### What to do
Your answer should be a single number: the count of lines in the material below that hold "username".

----------------

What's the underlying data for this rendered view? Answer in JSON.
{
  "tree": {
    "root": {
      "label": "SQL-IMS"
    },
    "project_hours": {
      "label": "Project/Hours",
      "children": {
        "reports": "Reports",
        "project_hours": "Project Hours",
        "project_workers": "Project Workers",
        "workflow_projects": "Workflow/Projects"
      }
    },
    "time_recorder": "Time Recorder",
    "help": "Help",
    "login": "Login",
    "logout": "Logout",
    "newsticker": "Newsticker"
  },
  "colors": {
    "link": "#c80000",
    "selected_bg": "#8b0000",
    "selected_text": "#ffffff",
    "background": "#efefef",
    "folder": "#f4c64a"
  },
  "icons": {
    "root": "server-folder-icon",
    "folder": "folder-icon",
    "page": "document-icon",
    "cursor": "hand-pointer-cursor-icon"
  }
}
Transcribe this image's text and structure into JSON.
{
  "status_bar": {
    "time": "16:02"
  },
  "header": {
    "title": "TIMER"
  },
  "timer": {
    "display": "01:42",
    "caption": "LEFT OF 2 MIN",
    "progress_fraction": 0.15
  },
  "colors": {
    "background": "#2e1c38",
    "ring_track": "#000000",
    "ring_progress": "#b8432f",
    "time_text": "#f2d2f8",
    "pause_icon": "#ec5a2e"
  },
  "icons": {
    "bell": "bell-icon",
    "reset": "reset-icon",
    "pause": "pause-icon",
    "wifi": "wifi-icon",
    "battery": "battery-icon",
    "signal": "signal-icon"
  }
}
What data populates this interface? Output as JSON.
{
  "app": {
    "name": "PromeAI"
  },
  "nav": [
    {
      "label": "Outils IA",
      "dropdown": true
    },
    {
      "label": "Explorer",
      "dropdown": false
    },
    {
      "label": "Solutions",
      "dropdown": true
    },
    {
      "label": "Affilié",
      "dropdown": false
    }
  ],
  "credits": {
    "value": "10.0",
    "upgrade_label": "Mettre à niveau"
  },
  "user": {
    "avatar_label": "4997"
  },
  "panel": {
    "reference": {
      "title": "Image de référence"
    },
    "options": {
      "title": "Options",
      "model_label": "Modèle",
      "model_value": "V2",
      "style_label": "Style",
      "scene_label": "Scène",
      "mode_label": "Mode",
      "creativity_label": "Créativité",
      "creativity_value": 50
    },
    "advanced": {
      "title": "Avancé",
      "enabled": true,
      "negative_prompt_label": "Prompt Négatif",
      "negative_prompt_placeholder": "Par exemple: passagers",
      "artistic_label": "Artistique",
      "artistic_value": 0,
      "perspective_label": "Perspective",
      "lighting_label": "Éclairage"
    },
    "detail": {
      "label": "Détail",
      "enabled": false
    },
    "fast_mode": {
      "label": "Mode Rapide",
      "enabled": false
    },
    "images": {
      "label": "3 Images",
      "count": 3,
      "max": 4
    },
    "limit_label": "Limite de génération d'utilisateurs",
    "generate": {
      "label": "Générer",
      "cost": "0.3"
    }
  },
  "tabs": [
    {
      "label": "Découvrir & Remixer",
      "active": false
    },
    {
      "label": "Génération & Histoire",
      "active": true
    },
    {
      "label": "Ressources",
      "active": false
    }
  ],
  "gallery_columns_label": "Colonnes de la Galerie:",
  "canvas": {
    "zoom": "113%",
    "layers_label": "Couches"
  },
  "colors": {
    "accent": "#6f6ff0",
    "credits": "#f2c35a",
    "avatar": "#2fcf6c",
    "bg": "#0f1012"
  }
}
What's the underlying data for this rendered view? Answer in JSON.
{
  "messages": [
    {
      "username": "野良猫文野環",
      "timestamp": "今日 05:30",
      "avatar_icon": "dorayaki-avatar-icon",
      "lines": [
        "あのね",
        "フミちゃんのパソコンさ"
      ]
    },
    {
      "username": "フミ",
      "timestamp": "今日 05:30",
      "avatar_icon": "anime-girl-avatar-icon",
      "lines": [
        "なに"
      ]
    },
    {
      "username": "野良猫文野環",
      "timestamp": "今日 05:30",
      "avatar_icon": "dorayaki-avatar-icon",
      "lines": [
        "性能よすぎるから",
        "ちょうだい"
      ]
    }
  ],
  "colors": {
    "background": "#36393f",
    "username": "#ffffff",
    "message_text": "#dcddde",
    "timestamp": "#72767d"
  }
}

----------------

### Output below
4